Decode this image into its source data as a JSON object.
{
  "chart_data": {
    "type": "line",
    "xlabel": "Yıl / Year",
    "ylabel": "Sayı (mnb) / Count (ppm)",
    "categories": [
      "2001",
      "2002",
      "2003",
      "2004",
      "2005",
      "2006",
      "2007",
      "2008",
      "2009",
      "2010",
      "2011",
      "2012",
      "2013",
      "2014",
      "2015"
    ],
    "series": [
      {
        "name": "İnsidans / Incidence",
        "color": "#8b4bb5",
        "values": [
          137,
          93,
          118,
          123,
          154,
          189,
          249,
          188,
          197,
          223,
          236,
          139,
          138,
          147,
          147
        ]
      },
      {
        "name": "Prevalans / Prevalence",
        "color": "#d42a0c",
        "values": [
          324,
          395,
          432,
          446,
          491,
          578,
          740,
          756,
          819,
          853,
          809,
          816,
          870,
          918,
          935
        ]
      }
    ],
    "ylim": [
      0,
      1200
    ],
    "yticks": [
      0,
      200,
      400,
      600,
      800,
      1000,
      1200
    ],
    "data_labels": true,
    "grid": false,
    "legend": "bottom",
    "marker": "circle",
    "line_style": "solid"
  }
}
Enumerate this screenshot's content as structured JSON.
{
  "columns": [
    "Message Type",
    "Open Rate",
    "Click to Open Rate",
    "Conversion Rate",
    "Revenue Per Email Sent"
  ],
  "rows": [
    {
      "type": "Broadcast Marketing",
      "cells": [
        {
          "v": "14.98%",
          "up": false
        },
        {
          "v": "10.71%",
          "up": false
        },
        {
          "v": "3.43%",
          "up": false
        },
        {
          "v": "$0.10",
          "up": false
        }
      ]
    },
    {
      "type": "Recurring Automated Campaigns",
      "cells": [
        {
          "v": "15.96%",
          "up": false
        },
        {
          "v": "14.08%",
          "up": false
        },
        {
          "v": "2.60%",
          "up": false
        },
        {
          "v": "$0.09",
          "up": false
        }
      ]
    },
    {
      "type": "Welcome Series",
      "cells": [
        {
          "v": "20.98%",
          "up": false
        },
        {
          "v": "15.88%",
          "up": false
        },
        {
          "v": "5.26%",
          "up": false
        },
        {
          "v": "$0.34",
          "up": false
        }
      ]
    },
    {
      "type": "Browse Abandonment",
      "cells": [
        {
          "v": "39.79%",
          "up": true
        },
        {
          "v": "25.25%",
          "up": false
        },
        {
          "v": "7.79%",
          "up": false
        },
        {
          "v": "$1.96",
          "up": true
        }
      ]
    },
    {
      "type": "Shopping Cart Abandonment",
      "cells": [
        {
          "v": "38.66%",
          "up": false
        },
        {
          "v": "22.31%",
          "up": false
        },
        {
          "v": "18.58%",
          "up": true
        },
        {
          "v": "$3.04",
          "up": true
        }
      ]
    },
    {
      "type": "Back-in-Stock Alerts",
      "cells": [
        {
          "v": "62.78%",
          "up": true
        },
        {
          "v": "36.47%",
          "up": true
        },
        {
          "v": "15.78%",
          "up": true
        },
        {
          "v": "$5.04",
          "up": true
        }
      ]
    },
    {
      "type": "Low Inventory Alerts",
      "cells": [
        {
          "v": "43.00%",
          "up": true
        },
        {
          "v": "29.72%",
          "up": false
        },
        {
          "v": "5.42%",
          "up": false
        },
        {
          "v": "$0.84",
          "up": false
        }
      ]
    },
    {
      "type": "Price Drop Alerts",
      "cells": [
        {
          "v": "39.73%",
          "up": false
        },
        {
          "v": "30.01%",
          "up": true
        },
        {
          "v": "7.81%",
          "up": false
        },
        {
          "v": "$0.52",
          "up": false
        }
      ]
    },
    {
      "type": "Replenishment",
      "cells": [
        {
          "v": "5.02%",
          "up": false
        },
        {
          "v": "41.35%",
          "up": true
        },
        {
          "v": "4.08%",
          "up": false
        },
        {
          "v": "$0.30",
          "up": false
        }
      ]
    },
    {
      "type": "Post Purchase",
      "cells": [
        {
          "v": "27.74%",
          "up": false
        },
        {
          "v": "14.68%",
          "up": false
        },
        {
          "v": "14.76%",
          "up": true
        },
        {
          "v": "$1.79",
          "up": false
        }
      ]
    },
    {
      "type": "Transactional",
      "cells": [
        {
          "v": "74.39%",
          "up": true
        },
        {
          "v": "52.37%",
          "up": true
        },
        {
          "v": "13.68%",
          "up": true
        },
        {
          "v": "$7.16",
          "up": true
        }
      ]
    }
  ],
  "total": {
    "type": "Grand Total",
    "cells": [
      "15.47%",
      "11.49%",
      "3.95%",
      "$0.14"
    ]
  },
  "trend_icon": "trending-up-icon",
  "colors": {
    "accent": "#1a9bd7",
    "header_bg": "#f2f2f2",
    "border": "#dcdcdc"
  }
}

__Task description__
Show every line in the entries where the string "JSON" occurs.

__In response__
Decode this image into its source data as a JSON object.
Enumerate this screenshot's content as structured JSON.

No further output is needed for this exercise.